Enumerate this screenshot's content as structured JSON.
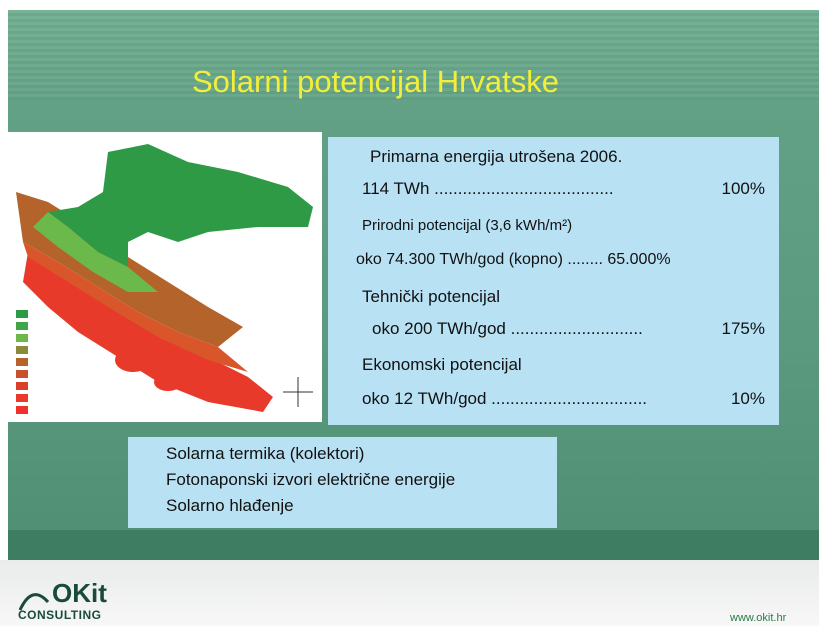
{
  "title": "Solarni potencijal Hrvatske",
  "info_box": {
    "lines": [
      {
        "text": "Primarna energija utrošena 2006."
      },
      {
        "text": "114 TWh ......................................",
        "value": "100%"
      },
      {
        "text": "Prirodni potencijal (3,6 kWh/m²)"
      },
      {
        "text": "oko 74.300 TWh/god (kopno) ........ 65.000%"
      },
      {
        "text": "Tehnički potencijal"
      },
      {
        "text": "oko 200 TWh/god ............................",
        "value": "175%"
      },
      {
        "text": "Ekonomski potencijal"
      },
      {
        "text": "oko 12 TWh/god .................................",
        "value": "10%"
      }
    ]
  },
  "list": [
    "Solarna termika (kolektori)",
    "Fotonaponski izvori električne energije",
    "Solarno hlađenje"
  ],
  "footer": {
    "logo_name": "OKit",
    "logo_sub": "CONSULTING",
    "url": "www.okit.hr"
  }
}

==

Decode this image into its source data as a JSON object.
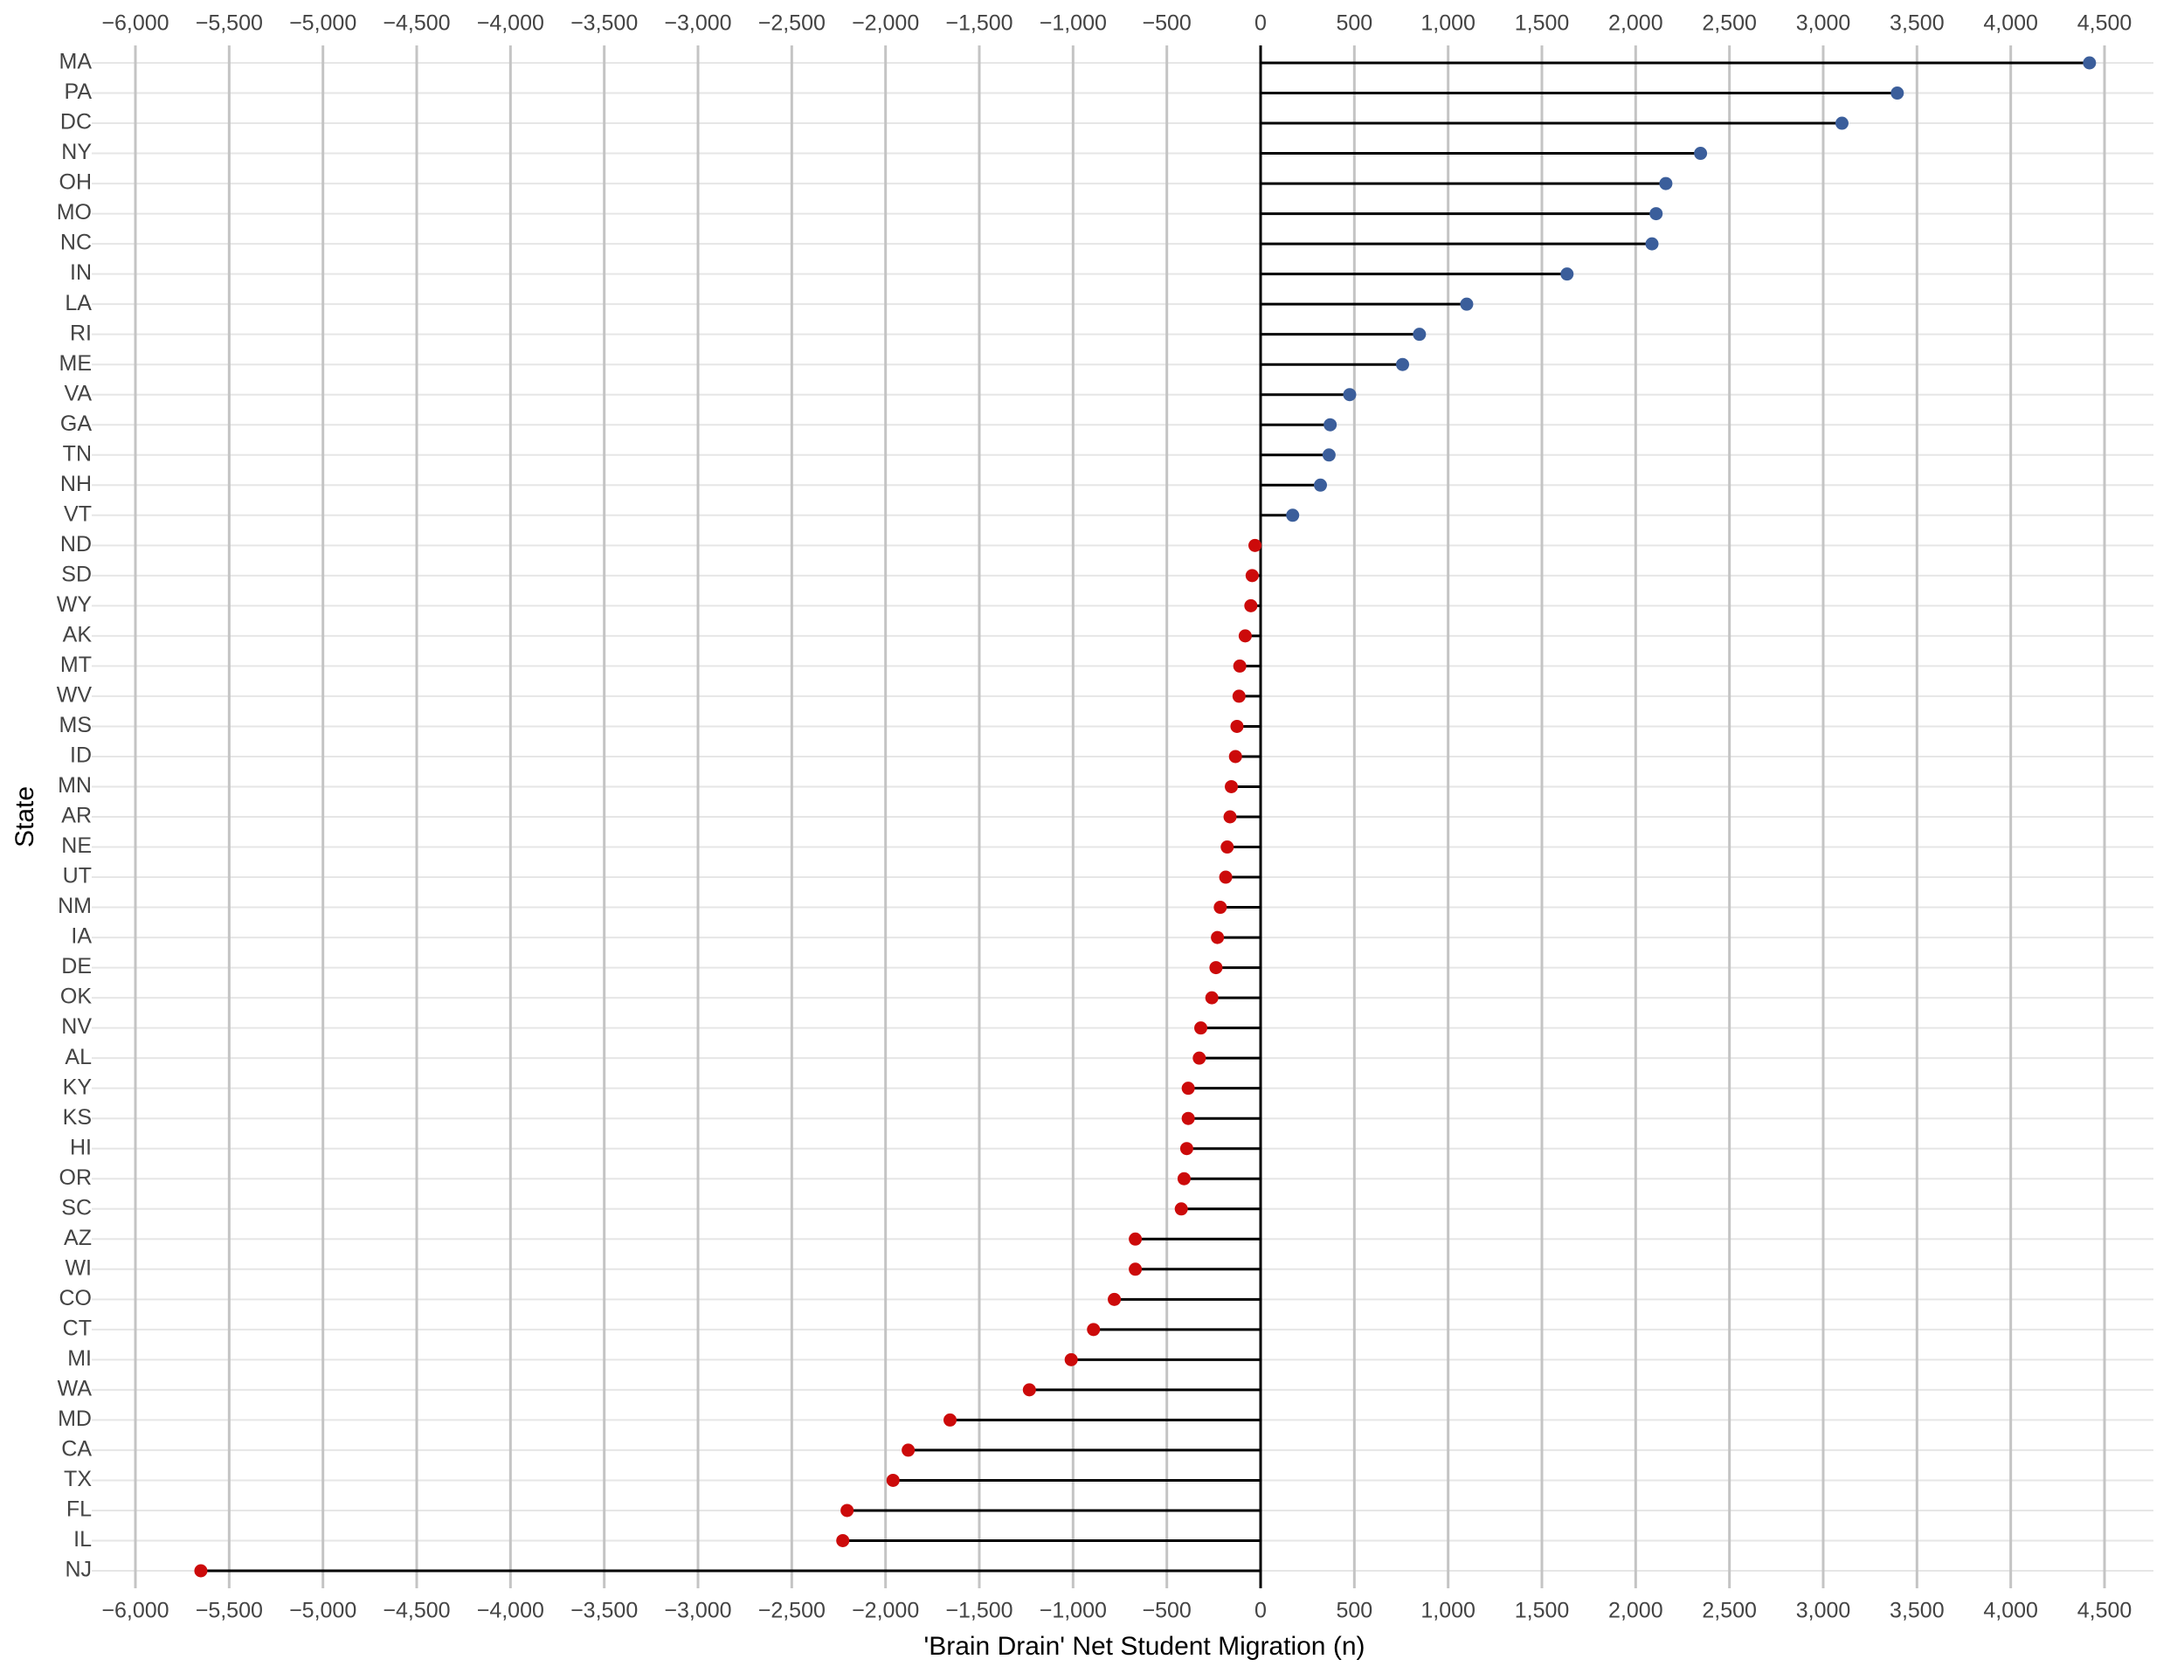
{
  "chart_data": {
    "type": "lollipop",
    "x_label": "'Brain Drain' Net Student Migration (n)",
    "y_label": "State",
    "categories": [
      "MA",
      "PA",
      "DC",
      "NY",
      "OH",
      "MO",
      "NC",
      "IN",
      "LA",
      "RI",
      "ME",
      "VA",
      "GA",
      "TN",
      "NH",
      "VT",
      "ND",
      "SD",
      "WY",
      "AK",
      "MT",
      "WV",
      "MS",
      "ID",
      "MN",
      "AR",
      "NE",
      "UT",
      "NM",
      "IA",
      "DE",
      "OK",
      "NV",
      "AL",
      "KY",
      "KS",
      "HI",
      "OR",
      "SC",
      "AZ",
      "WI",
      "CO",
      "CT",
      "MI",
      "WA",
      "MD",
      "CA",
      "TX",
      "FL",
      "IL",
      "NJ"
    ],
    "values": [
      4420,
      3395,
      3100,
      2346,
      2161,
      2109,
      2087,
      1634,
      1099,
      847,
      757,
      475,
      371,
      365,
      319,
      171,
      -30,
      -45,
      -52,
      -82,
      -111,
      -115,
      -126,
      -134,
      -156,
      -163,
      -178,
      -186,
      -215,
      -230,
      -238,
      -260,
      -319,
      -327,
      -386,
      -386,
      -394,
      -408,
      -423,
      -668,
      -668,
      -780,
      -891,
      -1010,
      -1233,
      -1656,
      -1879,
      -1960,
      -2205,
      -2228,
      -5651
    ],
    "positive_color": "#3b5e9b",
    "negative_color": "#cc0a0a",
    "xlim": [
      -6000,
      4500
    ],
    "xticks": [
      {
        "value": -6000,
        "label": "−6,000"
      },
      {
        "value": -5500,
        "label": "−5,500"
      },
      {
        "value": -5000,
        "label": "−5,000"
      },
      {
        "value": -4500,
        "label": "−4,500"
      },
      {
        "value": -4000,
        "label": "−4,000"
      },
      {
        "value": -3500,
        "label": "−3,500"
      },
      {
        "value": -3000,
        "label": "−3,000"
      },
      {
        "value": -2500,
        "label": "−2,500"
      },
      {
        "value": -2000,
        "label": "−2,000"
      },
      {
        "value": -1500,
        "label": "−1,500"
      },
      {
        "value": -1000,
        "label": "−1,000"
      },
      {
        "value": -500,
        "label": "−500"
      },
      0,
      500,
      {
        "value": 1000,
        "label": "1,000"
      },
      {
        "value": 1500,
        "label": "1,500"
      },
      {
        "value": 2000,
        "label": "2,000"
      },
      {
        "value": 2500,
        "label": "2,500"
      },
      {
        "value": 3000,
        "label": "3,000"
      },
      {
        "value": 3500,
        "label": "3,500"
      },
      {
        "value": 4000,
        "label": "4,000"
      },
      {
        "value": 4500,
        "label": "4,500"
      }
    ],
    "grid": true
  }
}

---

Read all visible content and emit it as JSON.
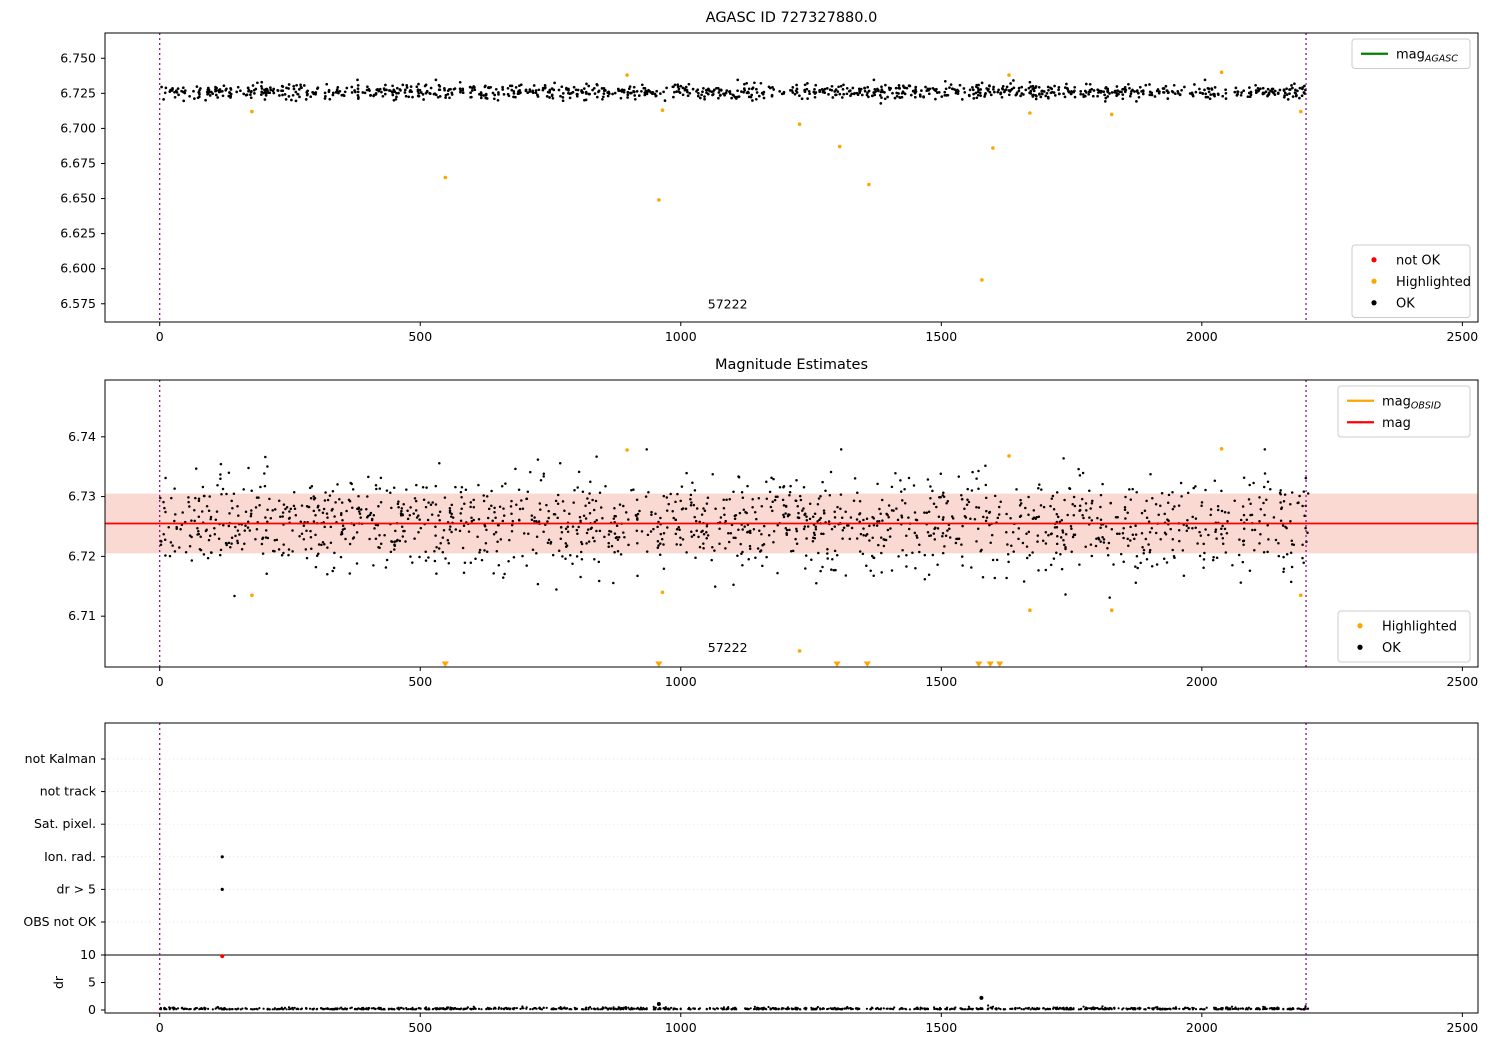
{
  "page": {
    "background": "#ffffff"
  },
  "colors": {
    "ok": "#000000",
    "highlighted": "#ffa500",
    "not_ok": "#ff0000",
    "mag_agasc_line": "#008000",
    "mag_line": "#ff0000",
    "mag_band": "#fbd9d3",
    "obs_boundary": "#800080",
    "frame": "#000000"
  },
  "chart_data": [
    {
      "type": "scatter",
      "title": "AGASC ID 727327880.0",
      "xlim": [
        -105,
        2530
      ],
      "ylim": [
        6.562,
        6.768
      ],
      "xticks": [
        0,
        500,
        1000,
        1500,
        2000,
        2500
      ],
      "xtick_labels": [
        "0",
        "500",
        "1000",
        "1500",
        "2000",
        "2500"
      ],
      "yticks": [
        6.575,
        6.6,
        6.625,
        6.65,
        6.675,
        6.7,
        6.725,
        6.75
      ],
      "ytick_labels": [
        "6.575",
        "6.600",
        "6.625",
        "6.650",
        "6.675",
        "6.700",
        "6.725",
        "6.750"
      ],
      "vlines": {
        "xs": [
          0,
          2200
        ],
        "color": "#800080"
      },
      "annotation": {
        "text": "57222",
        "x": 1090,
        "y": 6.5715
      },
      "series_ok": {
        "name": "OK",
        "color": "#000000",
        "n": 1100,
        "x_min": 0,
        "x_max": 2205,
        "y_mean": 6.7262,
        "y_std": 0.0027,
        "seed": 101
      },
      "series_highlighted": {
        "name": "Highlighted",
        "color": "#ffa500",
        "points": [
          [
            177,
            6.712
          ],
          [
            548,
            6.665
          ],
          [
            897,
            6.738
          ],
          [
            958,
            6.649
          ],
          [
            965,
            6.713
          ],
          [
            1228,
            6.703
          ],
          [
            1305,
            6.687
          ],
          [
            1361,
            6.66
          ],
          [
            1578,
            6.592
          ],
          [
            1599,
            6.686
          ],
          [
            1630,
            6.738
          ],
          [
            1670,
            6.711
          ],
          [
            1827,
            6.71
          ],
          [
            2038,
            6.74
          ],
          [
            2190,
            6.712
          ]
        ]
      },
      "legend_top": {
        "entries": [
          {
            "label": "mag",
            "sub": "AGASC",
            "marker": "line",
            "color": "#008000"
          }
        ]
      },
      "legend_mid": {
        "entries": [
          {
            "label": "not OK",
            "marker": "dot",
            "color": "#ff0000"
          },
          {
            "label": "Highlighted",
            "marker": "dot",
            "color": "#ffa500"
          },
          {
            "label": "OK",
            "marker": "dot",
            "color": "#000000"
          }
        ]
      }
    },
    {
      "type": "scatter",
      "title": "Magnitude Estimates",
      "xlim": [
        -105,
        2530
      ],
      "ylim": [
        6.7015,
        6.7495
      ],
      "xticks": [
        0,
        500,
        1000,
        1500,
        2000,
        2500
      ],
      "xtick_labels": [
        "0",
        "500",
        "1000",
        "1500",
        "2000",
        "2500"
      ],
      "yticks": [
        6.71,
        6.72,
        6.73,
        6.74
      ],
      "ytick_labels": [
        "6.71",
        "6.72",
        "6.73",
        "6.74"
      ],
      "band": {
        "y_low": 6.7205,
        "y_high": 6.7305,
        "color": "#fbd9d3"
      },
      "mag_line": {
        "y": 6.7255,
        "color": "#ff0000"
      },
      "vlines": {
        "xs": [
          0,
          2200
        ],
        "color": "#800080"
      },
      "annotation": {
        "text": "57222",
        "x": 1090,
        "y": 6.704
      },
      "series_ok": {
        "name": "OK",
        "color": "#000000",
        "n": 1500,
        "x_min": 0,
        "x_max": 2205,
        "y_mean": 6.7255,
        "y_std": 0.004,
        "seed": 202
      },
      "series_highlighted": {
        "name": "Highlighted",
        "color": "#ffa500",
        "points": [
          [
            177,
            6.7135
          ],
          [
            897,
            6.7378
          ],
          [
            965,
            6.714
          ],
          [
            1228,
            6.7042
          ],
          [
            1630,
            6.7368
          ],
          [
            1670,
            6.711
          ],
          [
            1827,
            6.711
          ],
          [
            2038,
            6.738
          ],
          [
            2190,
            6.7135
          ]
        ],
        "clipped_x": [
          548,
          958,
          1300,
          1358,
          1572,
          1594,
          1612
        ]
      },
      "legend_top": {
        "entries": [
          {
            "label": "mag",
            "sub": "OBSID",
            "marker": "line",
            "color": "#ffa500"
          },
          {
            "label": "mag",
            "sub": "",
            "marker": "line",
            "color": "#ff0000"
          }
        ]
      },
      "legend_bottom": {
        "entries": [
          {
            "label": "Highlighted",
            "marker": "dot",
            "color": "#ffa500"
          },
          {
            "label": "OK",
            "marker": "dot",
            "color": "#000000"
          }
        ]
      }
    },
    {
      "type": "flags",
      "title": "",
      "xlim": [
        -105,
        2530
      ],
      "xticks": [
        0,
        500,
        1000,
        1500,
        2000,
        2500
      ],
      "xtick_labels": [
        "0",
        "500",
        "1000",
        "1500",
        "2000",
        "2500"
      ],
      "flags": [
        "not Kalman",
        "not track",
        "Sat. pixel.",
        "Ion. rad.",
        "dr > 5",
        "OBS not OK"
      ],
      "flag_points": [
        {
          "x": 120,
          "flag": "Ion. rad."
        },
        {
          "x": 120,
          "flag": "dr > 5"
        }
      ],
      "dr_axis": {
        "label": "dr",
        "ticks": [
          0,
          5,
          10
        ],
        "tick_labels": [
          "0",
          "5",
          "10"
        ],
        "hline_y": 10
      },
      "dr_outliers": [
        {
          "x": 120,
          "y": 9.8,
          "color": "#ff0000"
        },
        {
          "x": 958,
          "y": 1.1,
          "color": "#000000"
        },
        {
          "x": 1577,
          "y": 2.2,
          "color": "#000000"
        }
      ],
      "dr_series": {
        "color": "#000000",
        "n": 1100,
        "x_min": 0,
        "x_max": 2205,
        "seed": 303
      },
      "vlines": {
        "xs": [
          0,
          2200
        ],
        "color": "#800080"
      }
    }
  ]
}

Exercise brief
Using the material above, copy every line in which the string "title" occurs.

Full response
  "title": "Solarni potencijal Hrvatske",
      "title": "AGASC ID 727327880.0",
      "title": "Magnitude Estimates",
      "title": "",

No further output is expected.